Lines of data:
════

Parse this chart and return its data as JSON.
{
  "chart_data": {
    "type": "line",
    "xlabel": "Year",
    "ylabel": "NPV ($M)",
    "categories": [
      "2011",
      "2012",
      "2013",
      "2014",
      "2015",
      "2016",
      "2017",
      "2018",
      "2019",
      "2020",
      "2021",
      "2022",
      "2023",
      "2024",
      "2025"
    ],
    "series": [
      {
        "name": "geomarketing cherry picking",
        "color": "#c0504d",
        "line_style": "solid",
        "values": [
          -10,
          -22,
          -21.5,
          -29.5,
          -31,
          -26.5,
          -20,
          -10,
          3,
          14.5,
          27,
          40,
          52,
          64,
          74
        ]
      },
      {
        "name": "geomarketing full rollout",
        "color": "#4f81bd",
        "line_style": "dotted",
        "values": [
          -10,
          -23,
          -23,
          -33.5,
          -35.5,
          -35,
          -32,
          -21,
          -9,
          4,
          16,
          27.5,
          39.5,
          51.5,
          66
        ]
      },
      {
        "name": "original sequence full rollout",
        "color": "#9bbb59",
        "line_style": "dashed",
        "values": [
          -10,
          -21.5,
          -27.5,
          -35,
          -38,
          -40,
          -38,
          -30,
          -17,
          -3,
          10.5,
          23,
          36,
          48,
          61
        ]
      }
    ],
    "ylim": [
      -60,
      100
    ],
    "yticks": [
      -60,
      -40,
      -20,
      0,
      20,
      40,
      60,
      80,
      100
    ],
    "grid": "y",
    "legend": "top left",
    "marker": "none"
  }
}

════

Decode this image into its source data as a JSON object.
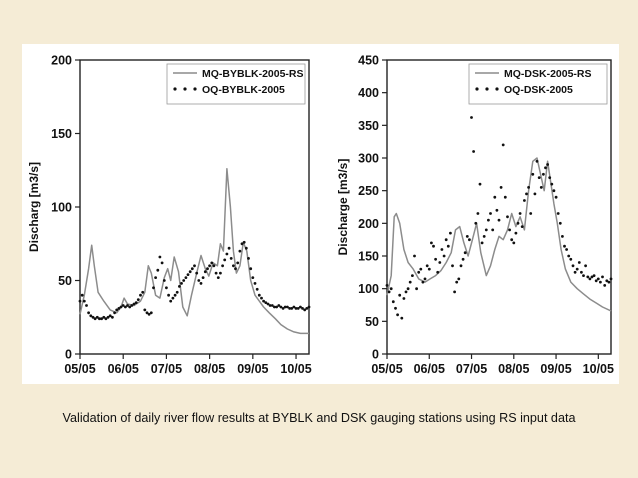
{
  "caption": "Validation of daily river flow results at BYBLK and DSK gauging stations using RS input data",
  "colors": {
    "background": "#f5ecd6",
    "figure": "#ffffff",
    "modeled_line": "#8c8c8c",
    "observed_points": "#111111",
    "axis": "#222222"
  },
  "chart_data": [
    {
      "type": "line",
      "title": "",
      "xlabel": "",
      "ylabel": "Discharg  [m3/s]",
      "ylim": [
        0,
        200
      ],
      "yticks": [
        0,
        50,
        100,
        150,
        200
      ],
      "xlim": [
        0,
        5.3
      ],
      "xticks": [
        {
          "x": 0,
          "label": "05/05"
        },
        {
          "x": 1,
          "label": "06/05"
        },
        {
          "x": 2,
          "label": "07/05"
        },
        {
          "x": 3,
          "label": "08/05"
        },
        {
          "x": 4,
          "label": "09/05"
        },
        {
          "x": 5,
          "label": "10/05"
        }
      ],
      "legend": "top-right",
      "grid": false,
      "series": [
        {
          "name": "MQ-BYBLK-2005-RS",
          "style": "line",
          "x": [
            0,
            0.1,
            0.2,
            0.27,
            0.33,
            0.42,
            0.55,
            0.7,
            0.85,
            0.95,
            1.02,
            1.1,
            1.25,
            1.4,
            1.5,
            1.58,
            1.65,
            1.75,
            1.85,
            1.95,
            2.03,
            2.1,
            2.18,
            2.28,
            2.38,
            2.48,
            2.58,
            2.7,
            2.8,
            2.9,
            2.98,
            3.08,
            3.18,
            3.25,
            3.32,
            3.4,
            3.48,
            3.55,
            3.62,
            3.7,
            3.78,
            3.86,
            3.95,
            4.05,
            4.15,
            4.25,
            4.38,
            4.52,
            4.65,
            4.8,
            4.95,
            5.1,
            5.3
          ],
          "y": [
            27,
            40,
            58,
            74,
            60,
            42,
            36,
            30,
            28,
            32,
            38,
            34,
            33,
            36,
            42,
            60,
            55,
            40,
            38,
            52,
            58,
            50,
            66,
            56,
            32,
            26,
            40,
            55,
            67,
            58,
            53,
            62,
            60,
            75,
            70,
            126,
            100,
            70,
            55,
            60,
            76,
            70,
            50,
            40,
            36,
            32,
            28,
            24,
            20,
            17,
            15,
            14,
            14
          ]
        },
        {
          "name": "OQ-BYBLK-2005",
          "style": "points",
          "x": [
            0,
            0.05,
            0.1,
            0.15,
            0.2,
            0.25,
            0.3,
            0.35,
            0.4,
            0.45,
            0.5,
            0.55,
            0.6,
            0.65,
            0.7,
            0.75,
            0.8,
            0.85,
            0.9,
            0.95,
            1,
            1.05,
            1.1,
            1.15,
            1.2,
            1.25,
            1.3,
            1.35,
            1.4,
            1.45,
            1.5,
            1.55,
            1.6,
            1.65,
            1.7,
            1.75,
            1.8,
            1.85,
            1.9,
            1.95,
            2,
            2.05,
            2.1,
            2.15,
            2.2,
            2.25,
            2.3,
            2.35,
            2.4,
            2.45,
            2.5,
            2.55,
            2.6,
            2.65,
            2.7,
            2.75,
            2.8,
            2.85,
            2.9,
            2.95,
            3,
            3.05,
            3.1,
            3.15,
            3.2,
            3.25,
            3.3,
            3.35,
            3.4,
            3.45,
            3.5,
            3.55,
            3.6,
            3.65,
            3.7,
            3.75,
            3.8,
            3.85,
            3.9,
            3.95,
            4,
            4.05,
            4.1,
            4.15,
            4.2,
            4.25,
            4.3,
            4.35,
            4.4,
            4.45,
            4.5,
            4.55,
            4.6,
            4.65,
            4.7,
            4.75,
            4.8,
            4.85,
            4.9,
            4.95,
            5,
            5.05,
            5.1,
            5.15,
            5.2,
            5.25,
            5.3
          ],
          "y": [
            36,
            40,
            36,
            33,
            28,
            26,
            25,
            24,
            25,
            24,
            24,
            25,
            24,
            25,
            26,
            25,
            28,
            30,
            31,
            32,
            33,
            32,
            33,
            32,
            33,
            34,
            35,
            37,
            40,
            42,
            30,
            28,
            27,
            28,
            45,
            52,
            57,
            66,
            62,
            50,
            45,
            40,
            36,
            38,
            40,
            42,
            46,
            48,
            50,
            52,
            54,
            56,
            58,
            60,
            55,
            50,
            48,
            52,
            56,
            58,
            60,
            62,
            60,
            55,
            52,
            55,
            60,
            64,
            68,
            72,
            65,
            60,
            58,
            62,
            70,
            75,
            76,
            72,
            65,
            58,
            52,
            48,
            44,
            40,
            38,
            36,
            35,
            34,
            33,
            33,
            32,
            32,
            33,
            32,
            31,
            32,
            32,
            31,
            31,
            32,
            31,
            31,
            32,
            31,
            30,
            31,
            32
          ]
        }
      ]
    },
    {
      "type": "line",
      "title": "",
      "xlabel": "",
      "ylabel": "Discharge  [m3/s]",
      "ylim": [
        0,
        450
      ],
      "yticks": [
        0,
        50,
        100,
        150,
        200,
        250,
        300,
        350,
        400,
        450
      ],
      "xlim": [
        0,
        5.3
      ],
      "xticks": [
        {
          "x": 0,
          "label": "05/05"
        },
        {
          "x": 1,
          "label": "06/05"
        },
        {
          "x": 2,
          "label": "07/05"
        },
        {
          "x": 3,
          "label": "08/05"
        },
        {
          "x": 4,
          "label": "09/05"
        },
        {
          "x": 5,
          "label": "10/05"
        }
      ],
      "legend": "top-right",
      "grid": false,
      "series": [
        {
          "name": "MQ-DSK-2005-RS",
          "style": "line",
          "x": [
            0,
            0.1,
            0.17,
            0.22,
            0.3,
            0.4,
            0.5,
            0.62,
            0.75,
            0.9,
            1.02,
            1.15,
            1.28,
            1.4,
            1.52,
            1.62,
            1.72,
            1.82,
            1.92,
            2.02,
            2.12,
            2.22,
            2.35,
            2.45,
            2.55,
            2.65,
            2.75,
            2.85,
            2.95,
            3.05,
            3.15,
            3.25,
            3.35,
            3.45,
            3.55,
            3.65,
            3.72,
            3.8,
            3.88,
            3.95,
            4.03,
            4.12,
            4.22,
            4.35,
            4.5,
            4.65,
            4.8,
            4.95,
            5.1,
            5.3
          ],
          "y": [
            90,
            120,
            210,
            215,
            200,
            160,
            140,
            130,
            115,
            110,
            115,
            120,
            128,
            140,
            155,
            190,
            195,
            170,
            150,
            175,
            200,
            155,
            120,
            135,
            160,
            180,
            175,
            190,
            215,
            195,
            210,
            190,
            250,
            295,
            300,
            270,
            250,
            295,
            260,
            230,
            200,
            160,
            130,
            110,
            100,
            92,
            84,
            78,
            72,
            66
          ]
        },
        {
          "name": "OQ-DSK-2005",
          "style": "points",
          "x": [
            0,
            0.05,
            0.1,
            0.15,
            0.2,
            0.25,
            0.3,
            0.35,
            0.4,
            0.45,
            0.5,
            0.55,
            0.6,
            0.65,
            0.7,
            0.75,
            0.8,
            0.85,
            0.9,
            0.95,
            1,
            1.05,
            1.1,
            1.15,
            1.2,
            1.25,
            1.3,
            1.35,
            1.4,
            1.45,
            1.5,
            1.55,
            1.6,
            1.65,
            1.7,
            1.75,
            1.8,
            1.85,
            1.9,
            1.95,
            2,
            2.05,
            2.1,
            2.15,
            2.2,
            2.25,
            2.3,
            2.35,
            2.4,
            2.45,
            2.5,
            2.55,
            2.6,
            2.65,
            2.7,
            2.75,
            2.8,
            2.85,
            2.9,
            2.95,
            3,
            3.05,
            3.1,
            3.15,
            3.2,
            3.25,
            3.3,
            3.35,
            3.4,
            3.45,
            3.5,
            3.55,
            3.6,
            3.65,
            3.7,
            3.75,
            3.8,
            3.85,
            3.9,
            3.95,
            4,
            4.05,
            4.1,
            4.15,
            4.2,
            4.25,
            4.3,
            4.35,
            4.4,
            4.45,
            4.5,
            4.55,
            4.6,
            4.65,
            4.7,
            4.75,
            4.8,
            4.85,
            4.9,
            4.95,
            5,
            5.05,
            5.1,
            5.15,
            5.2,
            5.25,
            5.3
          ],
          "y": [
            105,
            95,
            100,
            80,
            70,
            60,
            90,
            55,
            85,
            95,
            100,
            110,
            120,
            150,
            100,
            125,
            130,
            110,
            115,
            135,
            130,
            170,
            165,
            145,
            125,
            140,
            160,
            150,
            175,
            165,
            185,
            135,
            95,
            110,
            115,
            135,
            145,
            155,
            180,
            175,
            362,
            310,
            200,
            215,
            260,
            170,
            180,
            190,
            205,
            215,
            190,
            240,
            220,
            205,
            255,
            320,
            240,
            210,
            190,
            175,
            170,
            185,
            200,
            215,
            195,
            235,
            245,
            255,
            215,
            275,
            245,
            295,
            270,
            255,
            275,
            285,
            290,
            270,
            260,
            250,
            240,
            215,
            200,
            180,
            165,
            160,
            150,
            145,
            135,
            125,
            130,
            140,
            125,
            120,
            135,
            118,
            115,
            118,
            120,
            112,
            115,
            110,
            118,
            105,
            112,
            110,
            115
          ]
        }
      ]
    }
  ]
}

════

Copy all lines from the entries that contain the word "this".

Parse this chart and return its data as JSON.
Decode this image into its source data as a JSON object.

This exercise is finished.